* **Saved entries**

** begin **

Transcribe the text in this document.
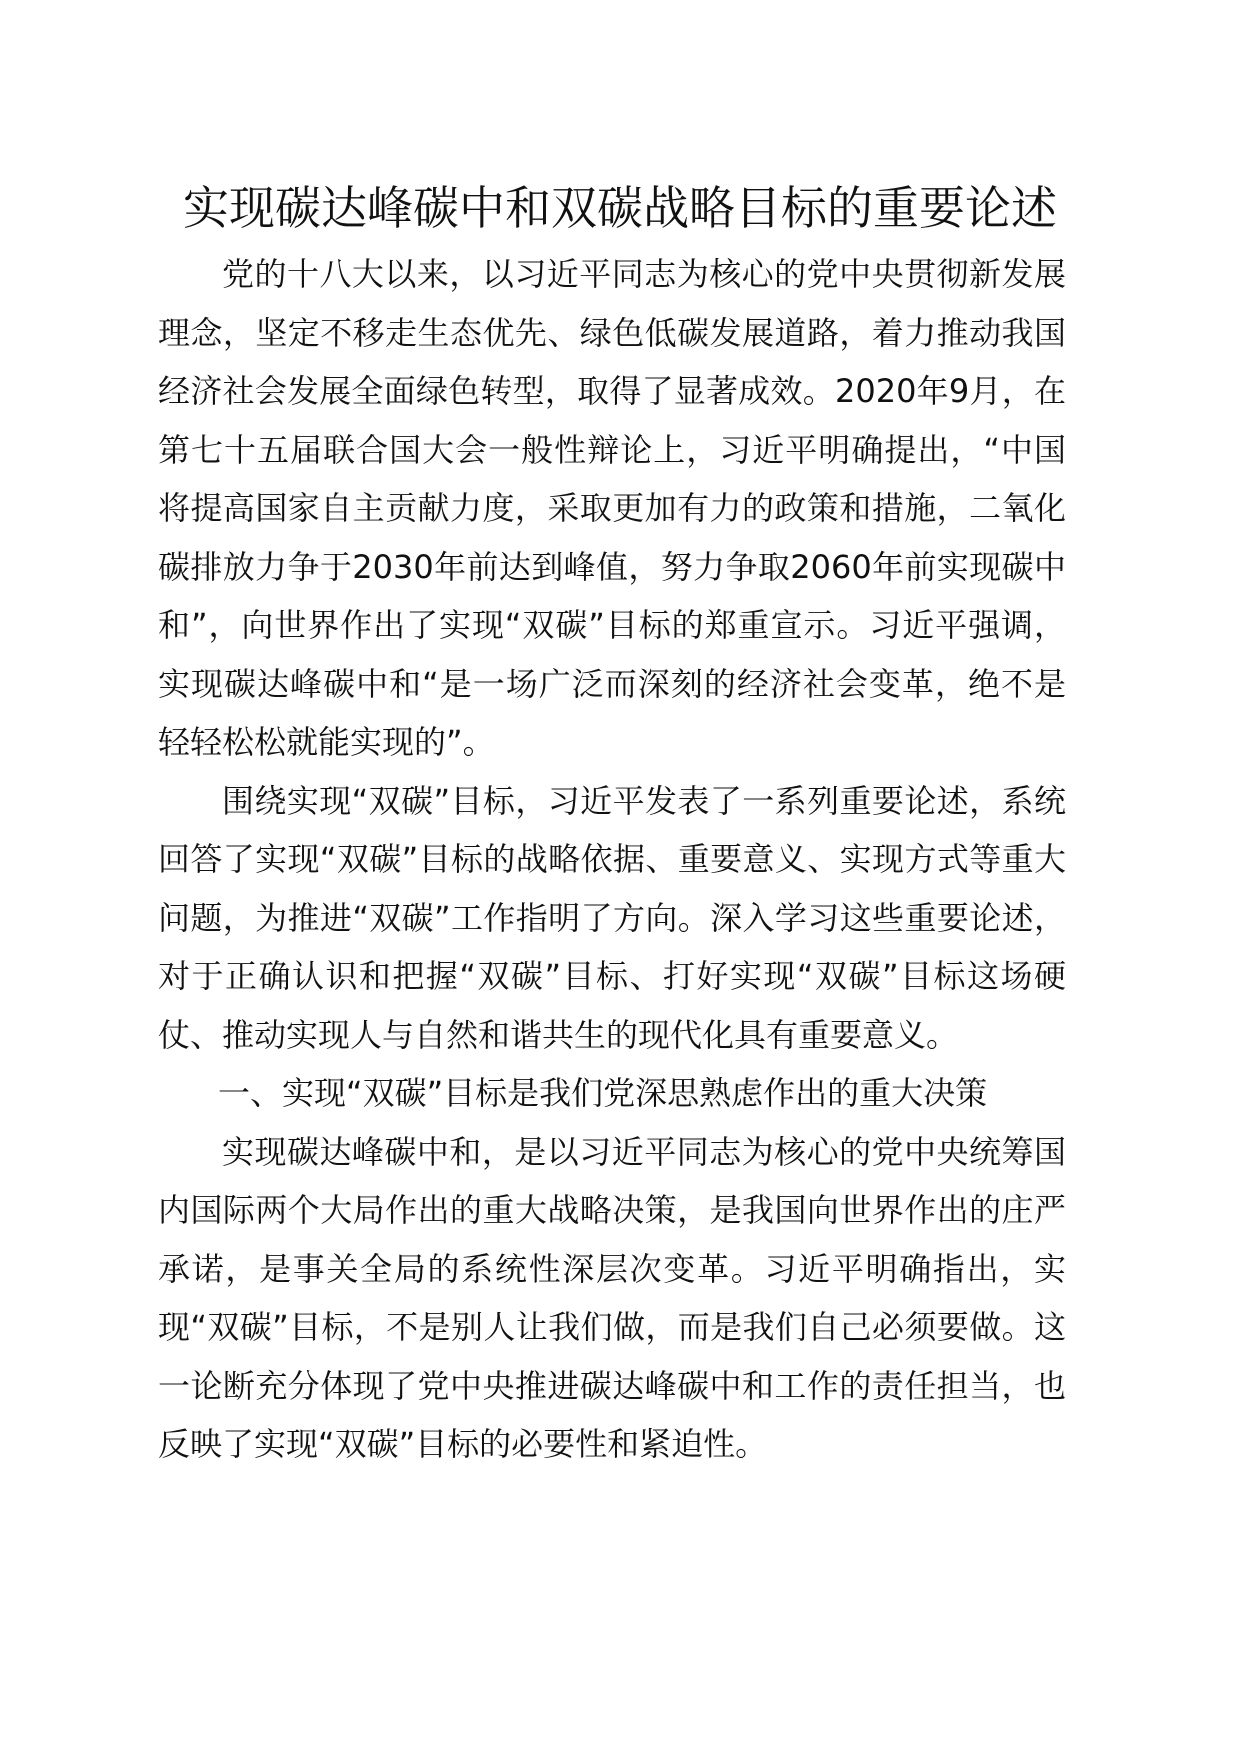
实现碳达峰碳中和双碳战略目标的重要论述

党的十八大以来，以习近平同志为核心的党中央贯彻新发展理念，坚定不移走生态优先、绿色低碳发展道路，着力推动我国经济社会发展全面绿色转型，取得了显著成效。2020年9月，在第七十五届联合国大会一般性辩论上，习近平明确提出，“中国将提高国家自主贡献力度，采取更加有力的政策和措施，二氧化碳排放力争于2030年前达到峰值，努力争取2060年前实现碳中和”，向世界作出了实现“双碳”目标的郑重宣示。习近平强调，实现碳达峰碳中和“是一场广泛而深刻的经济社会变革，绝不是轻轻松松就能实现的”。

围绕实现“双碳”目标，习近平发表了一系列重要论述，系统回答了实现“双碳”目标的战略依据、重要意义、实现方式等重大问题，为推进“双碳”工作指明了方向。深入学习这些重要论述，对于正确认识和把握“双碳”目标、打好实现“双碳”目标这场硬仗、推动实现人与自然和谐共生的现代化具有重要意义。

一、实现“双碳”目标是我们党深思熟虑作出的重大决策

实现碳达峰碳中和，是以习近平同志为核心的党中央统筹国内国际两个大局作出的重大战略决策，是我国向世界作出的庄严承诺，是事关全局的系统性深层次变革。习近平明确指出，实现“双碳”目标，不是别人让我们做，而是我们自己必须要做。这一论断充分体现了党中央推进碳达峰碳中和工作的责任担当，也反映了实现“双碳”目标的必要性和紧迫性。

** end **

* **What is required**
Copy out every line of the material above exactly, skipping the pictures.

* **Correct response**
Transcribe the text in this document.
实现碳达峰碳中和双碳战略目标的重要论述

党的十八大以来，以习近平同志为核心的党中央贯彻新发展理念，坚定不移走生态优先、绿色低碳发展道路，着力推动我国经济社会发展全面绿色转型，取得了显著成效。2020年9月，在第七十五届联合国大会一般性辩论上，习近平明确提出，“中国将提高国家自主贡献力度，采取更加有力的政策和措施，二氧化碳排放力争于2030年前达到峰值，努力争取2060年前实现碳中和”，向世界作出了实现“双碳”目标的郑重宣示。习近平强调，实现碳达峰碳中和“是一场广泛而深刻的经济社会变革，绝不是轻轻松松就能实现的”。

围绕实现“双碳”目标，习近平发表了一系列重要论述，系统回答了实现“双碳”目标的战略依据、重要意义、实现方式等重大问题，为推进“双碳”工作指明了方向。深入学习这些重要论述，对于正确认识和把握“双碳”目标、打好实现“双碳”目标这场硬仗、推动实现人与自然和谐共生的现代化具有重要意义。

一、实现“双碳”目标是我们党深思熟虑作出的重大决策

实现碳达峰碳中和，是以习近平同志为核心的党中央统筹国内国际两个大局作出的重大战略决策，是我国向世界作出的庄严承诺，是事关全局的系统性深层次变革。习近平明确指出，实现“双碳”目标，不是别人让我们做，而是我们自己必须要做。这一论断充分体现了党中央推进碳达峰碳中和工作的责任担当，也反映了实现“双碳”目标的必要性和紧迫性。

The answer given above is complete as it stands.